_Challenge_: From the entries below, copy out every line with "this" in it.

_Data provided_:
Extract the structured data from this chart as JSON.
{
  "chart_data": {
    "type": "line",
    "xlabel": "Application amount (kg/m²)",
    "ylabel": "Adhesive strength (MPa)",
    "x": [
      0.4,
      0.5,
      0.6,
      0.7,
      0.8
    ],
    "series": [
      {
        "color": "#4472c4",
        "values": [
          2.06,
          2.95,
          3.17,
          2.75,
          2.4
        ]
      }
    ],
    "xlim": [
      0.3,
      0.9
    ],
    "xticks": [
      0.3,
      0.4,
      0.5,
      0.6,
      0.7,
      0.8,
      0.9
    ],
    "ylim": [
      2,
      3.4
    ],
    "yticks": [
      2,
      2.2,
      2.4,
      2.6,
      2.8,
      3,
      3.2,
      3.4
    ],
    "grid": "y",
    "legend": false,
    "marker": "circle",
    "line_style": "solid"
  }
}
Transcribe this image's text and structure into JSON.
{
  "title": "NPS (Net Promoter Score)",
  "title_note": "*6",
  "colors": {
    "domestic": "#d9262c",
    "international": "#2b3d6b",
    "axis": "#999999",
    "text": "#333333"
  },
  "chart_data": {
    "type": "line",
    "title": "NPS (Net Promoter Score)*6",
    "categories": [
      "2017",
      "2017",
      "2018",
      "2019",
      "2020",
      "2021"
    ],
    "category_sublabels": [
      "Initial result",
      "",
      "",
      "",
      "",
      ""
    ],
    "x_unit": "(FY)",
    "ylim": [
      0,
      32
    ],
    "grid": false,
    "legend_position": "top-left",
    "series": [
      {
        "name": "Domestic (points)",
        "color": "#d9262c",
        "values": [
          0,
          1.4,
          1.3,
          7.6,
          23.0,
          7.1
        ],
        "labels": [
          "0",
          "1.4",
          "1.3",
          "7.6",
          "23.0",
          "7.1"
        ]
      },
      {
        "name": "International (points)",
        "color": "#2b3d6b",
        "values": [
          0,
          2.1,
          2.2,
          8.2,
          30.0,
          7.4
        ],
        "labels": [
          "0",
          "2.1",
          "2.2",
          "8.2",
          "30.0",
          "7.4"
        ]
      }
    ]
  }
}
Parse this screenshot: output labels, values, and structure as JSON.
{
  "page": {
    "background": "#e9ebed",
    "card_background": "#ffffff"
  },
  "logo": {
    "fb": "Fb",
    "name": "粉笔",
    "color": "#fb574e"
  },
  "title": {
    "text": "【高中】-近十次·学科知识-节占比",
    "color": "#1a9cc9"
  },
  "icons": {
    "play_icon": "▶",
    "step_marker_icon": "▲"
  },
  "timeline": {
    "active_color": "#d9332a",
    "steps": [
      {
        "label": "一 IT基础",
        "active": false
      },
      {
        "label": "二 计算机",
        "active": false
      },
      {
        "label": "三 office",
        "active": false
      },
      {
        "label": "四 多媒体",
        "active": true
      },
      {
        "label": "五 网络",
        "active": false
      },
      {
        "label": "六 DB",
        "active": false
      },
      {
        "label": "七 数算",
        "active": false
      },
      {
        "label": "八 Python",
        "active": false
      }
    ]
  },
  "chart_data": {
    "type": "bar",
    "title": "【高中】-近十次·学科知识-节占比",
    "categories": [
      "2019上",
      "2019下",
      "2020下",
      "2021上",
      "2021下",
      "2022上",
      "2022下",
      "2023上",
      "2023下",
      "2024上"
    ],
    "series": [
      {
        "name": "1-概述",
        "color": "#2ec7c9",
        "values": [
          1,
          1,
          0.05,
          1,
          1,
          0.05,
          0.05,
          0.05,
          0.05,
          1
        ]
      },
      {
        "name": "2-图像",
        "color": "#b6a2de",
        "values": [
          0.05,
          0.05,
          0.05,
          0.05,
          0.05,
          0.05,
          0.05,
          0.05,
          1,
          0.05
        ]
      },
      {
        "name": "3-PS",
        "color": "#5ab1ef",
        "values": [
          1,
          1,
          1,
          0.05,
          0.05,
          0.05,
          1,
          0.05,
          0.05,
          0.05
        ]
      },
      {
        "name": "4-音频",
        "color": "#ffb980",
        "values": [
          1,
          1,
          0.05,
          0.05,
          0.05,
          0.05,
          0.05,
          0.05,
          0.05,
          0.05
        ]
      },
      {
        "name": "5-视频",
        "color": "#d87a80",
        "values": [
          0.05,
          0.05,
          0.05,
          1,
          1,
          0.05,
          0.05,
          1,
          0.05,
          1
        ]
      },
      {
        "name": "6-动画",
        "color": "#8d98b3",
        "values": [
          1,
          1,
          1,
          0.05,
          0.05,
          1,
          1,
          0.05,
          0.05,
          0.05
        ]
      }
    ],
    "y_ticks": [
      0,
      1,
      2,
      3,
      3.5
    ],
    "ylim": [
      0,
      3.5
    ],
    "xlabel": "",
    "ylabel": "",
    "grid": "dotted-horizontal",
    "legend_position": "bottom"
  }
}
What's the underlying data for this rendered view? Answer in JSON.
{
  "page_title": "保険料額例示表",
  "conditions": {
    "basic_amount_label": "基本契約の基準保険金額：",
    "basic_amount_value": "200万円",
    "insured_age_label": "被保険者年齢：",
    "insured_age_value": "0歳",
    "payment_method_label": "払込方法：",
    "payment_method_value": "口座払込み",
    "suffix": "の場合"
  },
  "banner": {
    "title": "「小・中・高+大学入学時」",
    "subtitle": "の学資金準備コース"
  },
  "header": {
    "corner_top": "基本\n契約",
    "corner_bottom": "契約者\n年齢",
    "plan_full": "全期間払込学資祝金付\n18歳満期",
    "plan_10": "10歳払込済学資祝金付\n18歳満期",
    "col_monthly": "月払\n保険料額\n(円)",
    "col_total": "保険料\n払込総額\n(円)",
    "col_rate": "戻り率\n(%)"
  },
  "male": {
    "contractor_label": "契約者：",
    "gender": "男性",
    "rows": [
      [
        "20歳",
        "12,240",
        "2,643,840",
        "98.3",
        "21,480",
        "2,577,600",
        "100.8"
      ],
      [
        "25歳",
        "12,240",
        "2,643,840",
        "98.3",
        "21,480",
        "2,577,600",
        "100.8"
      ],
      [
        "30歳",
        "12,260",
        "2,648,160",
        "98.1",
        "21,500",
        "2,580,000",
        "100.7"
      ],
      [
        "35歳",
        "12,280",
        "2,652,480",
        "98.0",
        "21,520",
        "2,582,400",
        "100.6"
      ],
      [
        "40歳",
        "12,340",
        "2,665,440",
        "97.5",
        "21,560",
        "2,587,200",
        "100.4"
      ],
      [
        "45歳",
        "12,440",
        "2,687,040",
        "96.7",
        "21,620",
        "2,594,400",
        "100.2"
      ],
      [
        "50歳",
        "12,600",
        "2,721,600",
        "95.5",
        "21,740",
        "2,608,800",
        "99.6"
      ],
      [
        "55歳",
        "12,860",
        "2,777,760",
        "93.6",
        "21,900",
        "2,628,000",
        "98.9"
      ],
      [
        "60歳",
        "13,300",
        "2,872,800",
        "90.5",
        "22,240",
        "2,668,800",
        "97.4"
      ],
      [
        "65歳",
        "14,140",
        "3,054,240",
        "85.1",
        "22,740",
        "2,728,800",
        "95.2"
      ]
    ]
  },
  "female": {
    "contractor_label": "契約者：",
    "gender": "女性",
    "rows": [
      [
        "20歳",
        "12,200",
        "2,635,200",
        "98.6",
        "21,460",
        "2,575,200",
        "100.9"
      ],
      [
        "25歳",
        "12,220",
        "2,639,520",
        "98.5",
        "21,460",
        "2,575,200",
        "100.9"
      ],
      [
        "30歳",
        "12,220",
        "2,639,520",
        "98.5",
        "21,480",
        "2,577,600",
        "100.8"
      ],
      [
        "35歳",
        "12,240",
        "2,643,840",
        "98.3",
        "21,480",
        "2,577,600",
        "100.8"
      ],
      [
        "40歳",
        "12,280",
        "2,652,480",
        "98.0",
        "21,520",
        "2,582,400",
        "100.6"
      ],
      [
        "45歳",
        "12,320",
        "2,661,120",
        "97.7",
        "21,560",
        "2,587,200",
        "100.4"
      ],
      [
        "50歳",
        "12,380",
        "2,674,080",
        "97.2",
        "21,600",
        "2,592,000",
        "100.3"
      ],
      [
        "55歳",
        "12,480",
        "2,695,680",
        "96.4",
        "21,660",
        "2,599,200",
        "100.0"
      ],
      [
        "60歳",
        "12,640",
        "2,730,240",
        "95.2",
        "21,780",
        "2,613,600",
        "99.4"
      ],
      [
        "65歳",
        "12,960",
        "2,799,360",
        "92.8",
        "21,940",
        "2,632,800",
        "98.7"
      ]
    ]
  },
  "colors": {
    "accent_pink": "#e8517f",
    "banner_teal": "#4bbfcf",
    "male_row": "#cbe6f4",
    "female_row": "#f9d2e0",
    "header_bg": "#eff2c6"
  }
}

_Written answer_:
Extract the structured data from this chart as JSON.
Transcribe this image's text and structure into JSON.
Parse this screenshot: output labels, values, and structure as JSON.
What's the underlying data for this rendered view? Answer in JSON.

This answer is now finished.